CHALLENGE |
Exactly reproduce all the records, keeping pictures out of the copy.

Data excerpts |
—————

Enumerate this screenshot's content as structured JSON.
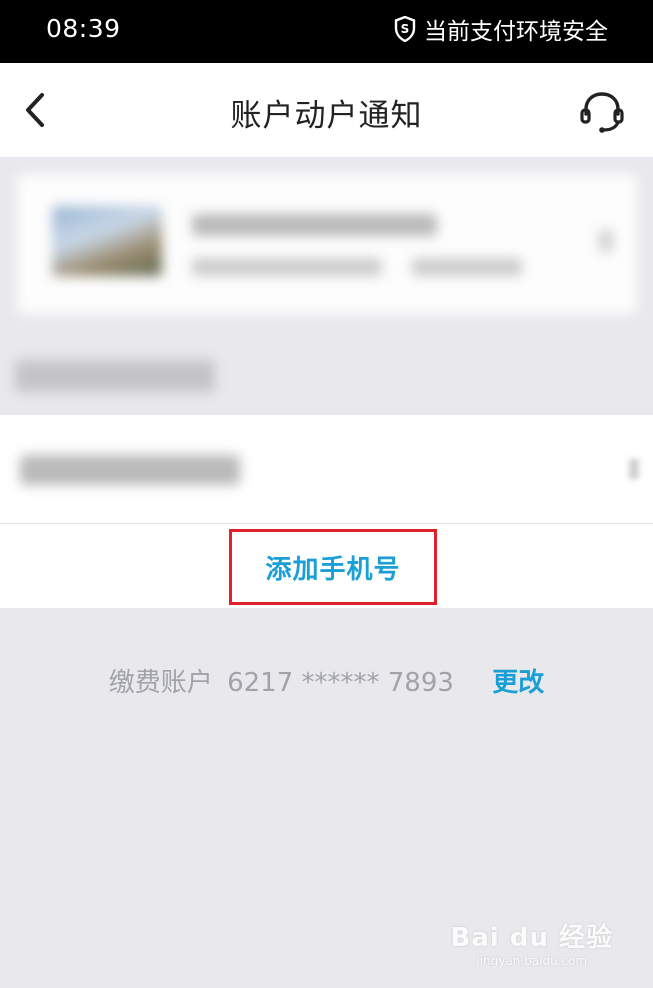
{
  "status_bar": {
    "time": "08:39",
    "security_text": "当前支付环境安全",
    "icon": "shield-icon"
  },
  "header": {
    "title": "账户动户通知",
    "back_icon": "chevron-left-icon",
    "service_icon": "headset-icon"
  },
  "list": {
    "add_phone_label": "添加手机号"
  },
  "payment": {
    "label": "缴费账户",
    "account_masked": "6217 ****** 7893",
    "change_label": "更改"
  },
  "watermark": {
    "brand": "Bai du 经验",
    "url": "jingyan.baidu.com"
  },
  "colors": {
    "accent": "#1a9fd6",
    "highlight_border": "#e0232b",
    "background": "#e9e9ed"
  }
}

—————

RESPONSE TO THE EXERCISE |
Enumerate this screenshot's content as structured JSON.
{
  "status_bar": {
    "time": "08:39",
    "security_text": "当前支付环境安全",
    "icon": "shield-icon"
  },
  "header": {
    "title": "账户动户通知",
    "back_icon": "chevron-left-icon",
    "service_icon": "headset-icon"
  },
  "list": {
    "add_phone_label": "添加手机号"
  },
  "payment": {
    "label": "缴费账户",
    "account_masked": "6217 ****** 7893",
    "change_label": "更改"
  },
  "watermark": {
    "brand": "Bai du 经验",
    "url": "jingyan.baidu.com"
  },
  "colors": {
    "accent": "#1a9fd6",
    "highlight_border": "#e0232b",
    "background": "#e9e9ed"
  }
}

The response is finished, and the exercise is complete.